• TASK INSTRUCTIONS
Your task is to extract every line from the material below exactly.

Items listed in a dataset:
- - -

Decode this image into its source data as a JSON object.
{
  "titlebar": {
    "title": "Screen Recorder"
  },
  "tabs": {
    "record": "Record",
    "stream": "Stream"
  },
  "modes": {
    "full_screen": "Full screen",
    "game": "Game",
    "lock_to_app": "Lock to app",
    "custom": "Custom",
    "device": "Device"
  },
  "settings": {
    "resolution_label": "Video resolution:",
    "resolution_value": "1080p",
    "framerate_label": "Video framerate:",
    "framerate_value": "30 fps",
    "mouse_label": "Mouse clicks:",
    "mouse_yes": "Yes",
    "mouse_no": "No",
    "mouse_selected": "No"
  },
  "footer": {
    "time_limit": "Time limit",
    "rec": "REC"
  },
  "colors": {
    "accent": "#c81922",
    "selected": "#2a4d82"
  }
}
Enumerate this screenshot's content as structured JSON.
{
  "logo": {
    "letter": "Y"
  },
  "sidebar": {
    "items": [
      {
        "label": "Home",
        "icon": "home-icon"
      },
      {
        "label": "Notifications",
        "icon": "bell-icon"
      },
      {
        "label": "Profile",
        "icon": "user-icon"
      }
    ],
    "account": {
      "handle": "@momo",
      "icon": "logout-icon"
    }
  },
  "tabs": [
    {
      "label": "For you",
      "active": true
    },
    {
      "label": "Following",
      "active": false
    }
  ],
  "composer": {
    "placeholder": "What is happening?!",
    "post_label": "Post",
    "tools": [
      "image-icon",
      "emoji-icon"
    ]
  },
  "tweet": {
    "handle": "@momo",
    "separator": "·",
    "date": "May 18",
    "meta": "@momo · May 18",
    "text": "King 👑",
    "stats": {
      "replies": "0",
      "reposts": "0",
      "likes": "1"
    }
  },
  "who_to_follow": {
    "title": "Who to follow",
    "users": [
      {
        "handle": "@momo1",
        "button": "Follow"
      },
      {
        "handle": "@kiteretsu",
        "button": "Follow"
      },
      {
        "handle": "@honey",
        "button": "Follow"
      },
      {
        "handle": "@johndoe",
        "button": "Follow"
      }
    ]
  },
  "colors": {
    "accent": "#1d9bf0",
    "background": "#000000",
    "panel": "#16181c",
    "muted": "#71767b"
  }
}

- - -

• RESULT OF THE TASK
Decode this image into its source data as a JSON object.
{
  "titlebar": {
    "title": "Screen Recorder"
  },
  "tabs": {
    "record": "Record",
    "stream": "Stream"
  },
  "modes": {
    "full_screen": "Full screen",
    "game": "Game",
    "lock_to_app": "Lock to app",
    "custom": "Custom",
    "device": "Device"
  },
  "settings": {
    "resolution_label": "Video resolution:",
    "resolution_value": "1080p",
    "framerate_label": "Video framerate:",
    "framerate_value": "30 fps",
    "mouse_label": "Mouse clicks:",
    "mouse_yes": "Yes",
    "mouse_no": "No",
    "mouse_selected": "No"
  },
  "footer": {
    "time_limit": "Time limit",
    "rec": "REC"
  },
  "colors": {
    "accent": "#c81922",
    "selected": "#2a4d82"
  }
}
Enumerate this screenshot's content as structured JSON.
{
  "logo": {
    "letter": "Y"
  },
  "sidebar": {
    "items": [
      {
        "label": "Home",
        "icon": "home-icon"
      },
      {
        "label": "Notifications",
        "icon": "bell-icon"
      },
      {
        "label": "Profile",
        "icon": "user-icon"
      }
    ],
    "account": {
      "handle": "@momo",
      "icon": "logout-icon"
    }
  },
  "tabs": [
    {
      "label": "For you",
      "active": true
    },
    {
      "label": "Following",
      "active": false
    }
  ],
  "composer": {
    "placeholder": "What is happening?!",
    "post_label": "Post",
    "tools": [
      "image-icon",
      "emoji-icon"
    ]
  },
  "tweet": {
    "handle": "@momo",
    "separator": "·",
    "date": "May 18",
    "meta": "@momo · May 18",
    "text": "King 👑",
    "stats": {
      "replies": "0",
      "reposts": "0",
      "likes": "1"
    }
  },
  "who_to_follow": {
    "title": "Who to follow",
    "users": [
      {
        "handle": "@momo1",
        "button": "Follow"
      },
      {
        "handle": "@kiteretsu",
        "button": "Follow"
      },
      {
        "handle": "@honey",
        "button": "Follow"
      },
      {
        "handle": "@johndoe",
        "button": "Follow"
      }
    ]
  },
  "colors": {
    "accent": "#1d9bf0",
    "background": "#000000",
    "panel": "#16181c",
    "muted": "#71767b"
  }
}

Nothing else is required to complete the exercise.